**DOCUMENT SEGMENT**
* * * *

Xpra: Ticket #863: encode error with only video encodings enabled

I guess we probably want to support this somehow, even though it is going to be dreadfully slow. Originally reported in ticket:854#comment:23

Launch the client with:

xpra attach --encodings=h264 ...

If there are no non-video encodings, we need to send full window updates, every time.



Sat, 16 May 2015 05:41:01 GMT - Antoine Martin: owner changed

Fixed in r9386 + r9392 (trunk) - will backport.

Please close unless you can break it again somehow.


Mon, 18 May 2015 18:51:57 GMT - J. Max Mena:

Connected using Windows 8.1 and a Win32 0.15.0 beta build r9445 against a Fedora 21 trunk r9445 build:

Launching the server with xpra start :13 --no-daemon --bind-tcp=0.0.0.0:2200 --html=on --start-child=firefox --start-child=xterm

Traceback (most recent call last):
  File "xpra\client\ui_client_base.pyc", line 1975, in _draw_thread_loop
  File "xpra\client\ui_client_base.pyc", line 2021, in _do_draw
  File "xpra\client\client_window_base.pyc", line 423, in draw_region
  File "xpra\client\window_backing_base.pyc", line 473, in draw_region
  File "xpra\client\window_backing_base.pyc", line 264, in paint_rgb24
  File "xpra\client\window_backing_base.pyc", line 175, in process_delta
Exception: expected 5976 bytes for 83x24 with rowstride=249 but received 26 (34
compressed)
2015-05-18 11:23:42,654 internal error: read connection SocketConnection(('10.0.
11.124', 57327) - ('10.0.32.138', 2200)) reset: [Errno 10054] An existing connec
tion was forcibly closed by the remote host

Switching to a 0.15.0 r9445 build on the server and launching with the same parameters does not disconnect me, but the session appears to freeze after a second or so and I get the following tracebacks:

server side:

2015-05-18 11:36:28,543 error processing damage data: failed to get buffer from pixel object: <type 'memoryview'> (returned -1)
Traceback (most recent call last):
  File "/usr/lib64/python2.7/site-packages/xpra/server/source.py", line 1734, in encode_loop
    fn_and_args[0](*fn_and_args[1:])
  File "/usr/lib64/python2.7/site-packages/xpra/server/window_source.py", line 1187, in make_data_packet_cb
    packet = self.make_data_packet(damage_time, process_damage_time, wid, image, coding, sequence, options)
  File "/usr/lib64/python2.7/site-packages/xpra/server/window_source.py", line 1524, in make_data_packet
    ret = encoder(coding, image, options)

* * * *

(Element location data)
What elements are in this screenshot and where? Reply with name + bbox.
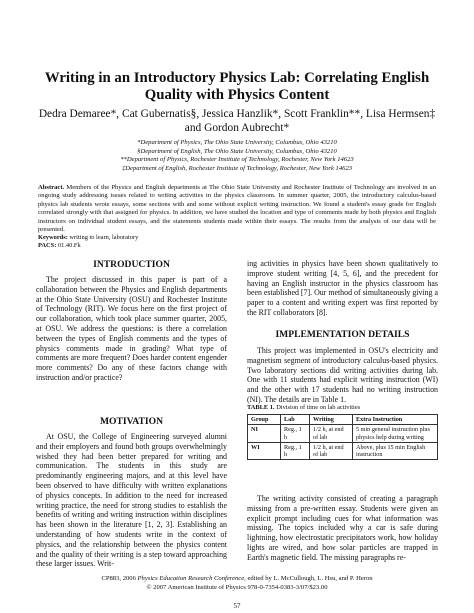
paragraph: At OSU, the College of Engineering surveyed alumni and their employers and found both groups overwhelmingly wished they had been better prepared for writing and communication. The students in this study are predominantly engineering majors, and at this level have been observed to have difficulty with written explanations of physics concepts. In addition to the need for increased writing practice, the need for strong studies to establish the benefits of writing and writing instruction within disciplines has been shown in the literature [1, 2, 3]. Establishing an understanding of how students write in the context of physics, and the relationship between the physics content and the quality of their writing is a step toward approaching these larger issues. Writ- — [36, 432, 227, 569]
paragraph: The writing activity consisted of creating a paragraph missing from a pre-written essay. Students were given an explicit prompt including cues for what information was missing. The topics included why a car is safe during lightning, how electrostatic precipitators work, how holiday lights are wired, and how solar particles are trapped in Earth's magnetic field. The missing paragraphs re- — [247, 494, 438, 562]
keywords-label: Keywords: — [38, 234, 68, 241]
abstract-label: Abstract. — [38, 184, 65, 191]
affiliation-line: §Department of English, The Ohio State University, Columbus, Ohio 43210 — [137, 147, 337, 155]
paper-title: Writing in an Introductory Physics Lab: Correlating English Quality with Physics Content — [44, 70, 430, 103]
table-cell: 1/2 h, at end of lab — [310, 425, 353, 443]
citation-prefix: CP883, 2006 — [101, 575, 138, 582]
affiliation-line: **Department of Physics, Rochester Institute of Technology, Rochester, New York 14623 — [120, 156, 354, 164]
section-heading-implementation: IMPLEMENTATION DETAILS — [275, 329, 410, 340]
table-cell: NI — [248, 425, 281, 443]
table-caption-label: TABLE 1. — [247, 404, 275, 411]
affiliation-line: ‡Department of English, Rochester Institute of Technology, Rochester, New York 14623 — [121, 164, 353, 172]
table-cell: Reg., 1 h — [281, 425, 310, 443]
section-heading-motivation: MOTIVATION — [99, 416, 164, 427]
keywords-block — [38, 234, 436, 250]
citation-editors: , edited by L. McCullough, L. Hsu, and P. Heron — [244, 575, 373, 582]
implementation-body — [247, 346, 438, 405]
copyright-line: © 2007 American Institute of Physics 978-0-7354-0383-3/07/$23.00 — [146, 583, 328, 591]
introduction-body — [36, 275, 227, 383]
table-header-cell: Writing — [310, 415, 353, 425]
page-number: 57 — [233, 602, 241, 610]
table-row — [248, 442, 438, 460]
table-caption — [247, 404, 360, 411]
author-list: Dedra Demaree*, Cat Gubernatis§, Jessica Hanzlik*, Scott Franklin**, Lisa Hermsen‡ and Gordon Aubrecht* — [38, 108, 436, 134]
paragraph: This project was implemented in OSU's electricity and magnetism segment of introductory calculus-based physics. Two laboratory sections did writing activities during lab. One with 11 students had explicit writing instruction (WI) and the other with 17 students had no writing instruction (NI). The details are in Table 1. — [247, 346, 438, 404]
table-cell: 1/2 h, at end of lab — [310, 442, 353, 460]
abstract-text: Members of the Physics and English departments at The Ohio State University and Rochester Institute of Technology are involved in an ongoing study addressing issues related to writing activities in the physics classroom. In summer quarter, 2005, the introductory calculus-based physics lab students wrote essays, some sections with and some without explicit writing instruction. We found a student's essay grade for English correlated strongly with that assigned for physics. In addition, we have studied the location and type of comments made by both physics and English instructors on individual student essays, and the statements students made within their essays. The results from the analysis of our data will be presented. — [38, 184, 436, 234]
table-cell: WI — [248, 442, 281, 460]
table-cell: Reg., 1 h — [281, 442, 310, 460]
paragraph: The project discussed in this paper is part of a collaboration between the Physics and English departments at the Ohio State University (OSU) and Rochester Institute of Technology (RIT). We focus here on the first project of our collaboration, which took place summer quarter, 2005, at OSU. We address the questions: is there a correlation between the types of English comments and the types of physics comments made in grading? What type of comments are more frequent? Does harder content engender more comments? Do any of these factors change with instruction and/or practice? — [36, 275, 227, 382]
pacs-label: PACS: — [38, 242, 57, 249]
pacs-text: 01.40.Fk — [56, 242, 81, 249]
keywords-text: writing to learn, laboratory — [67, 234, 139, 241]
affiliation-line: *Department of Physics, The Ohio State University, Columbus, Ohio 43210 — [137, 139, 337, 146]
citation-line — [30, 575, 444, 584]
table-header-cell: Lab — [281, 415, 310, 425]
table-cell: 5 min general instruction plus physics help during writing — [353, 425, 438, 443]
page-footer — [30, 575, 444, 592]
table-header-cell: Extra Instruction — [353, 415, 438, 425]
table-caption-text: Division of time on lab activities — [274, 404, 361, 411]
motivation-body — [36, 432, 227, 569]
implementation-body-continued — [247, 494, 438, 563]
affiliations — [30, 139, 444, 173]
table-1 — [247, 414, 438, 460]
table-row — [248, 425, 438, 443]
table-header-cell: Group — [248, 415, 281, 425]
paragraph: ing activities in physics have been shown qualitatively to improve student writing [4, 5, 6], and the precedent for having an English instructor in the physics classroom has been established [7]. Our method of simultaneously giving a paper to a content and writing expert was first reported by the RIT collaborators [8]. — [247, 259, 438, 317]
right-column-top — [247, 259, 438, 318]
table-cell: Above, plus 15 min English instruction — [353, 442, 438, 460]
abstract — [38, 184, 436, 234]
section-heading-introduction: INTRODUCTION — [93, 259, 170, 270]
conference-name: Physics Education Research Conference — [137, 575, 245, 582]
table-header-row — [248, 415, 438, 425]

* * * *

**WORK REQUIRED**
Answer these questions about the Xpra ticket:
(a) What client launch command is given for enabling only video encodings?
(b) Which revisions does Antoine Martin name as containing the fix?
(c) What operating system was the client running in J. Max Mena's report?
Base your answers only on the Xpra ticket.

**TASK SOLUTION**
(a) xpra attach --encodings=h264 ...
(b) r9386 and r9392 (trunk)
(c) Windows 8.1